*** Material for the task

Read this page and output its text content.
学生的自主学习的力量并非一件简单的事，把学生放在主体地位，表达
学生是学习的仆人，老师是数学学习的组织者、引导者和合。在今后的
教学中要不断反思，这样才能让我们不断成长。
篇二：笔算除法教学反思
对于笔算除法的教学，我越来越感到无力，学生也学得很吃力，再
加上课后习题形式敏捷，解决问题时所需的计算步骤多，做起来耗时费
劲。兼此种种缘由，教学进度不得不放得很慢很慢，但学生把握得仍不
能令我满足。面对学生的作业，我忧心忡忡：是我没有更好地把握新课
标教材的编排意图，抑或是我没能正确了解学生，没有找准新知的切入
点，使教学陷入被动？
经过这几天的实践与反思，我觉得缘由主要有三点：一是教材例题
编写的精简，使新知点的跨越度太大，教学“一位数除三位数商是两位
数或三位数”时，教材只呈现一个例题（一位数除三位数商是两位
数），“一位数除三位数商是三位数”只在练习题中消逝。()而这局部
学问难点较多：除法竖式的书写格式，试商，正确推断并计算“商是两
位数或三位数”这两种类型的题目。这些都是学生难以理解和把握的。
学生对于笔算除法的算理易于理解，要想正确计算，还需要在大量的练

******

→ **Task**
Write out the entries in full, exactly as given.

→ **Final result**
Read this page and output its text content.
学生的自主学习的力量并非一件简单的事，把学生放在主体地位，表达
学生是学习的仆人，老师是数学学习的组织者、引导者和合。在今后的
教学中要不断反思，这样才能让我们不断成长。
篇二：笔算除法教学反思
对于笔算除法的教学，我越来越感到无力，学生也学得很吃力，再
加上课后习题形式敏捷，解决问题时所需的计算步骤多，做起来耗时费
劲。兼此种种缘由，教学进度不得不放得很慢很慢，但学生把握得仍不
能令我满足。面对学生的作业，我忧心忡忡：是我没有更好地把握新课
标教材的编排意图，抑或是我没能正确了解学生，没有找准新知的切入
点，使教学陷入被动？
经过这几天的实践与反思，我觉得缘由主要有三点：一是教材例题
编写的精简，使新知点的跨越度太大，教学“一位数除三位数商是两位
数或三位数”时，教材只呈现一个例题（一位数除三位数商是两位
数），“一位数除三位数商是三位数”只在练习题中消逝。()而这局部
学问难点较多：除法竖式的书写格式，试商，正确推断并计算“商是两
位数或三位数”这两种类型的题目。这些都是学生难以理解和把握的。
学生对于笔算除法的算理易于理解，要想正确计算，还需要在大量的练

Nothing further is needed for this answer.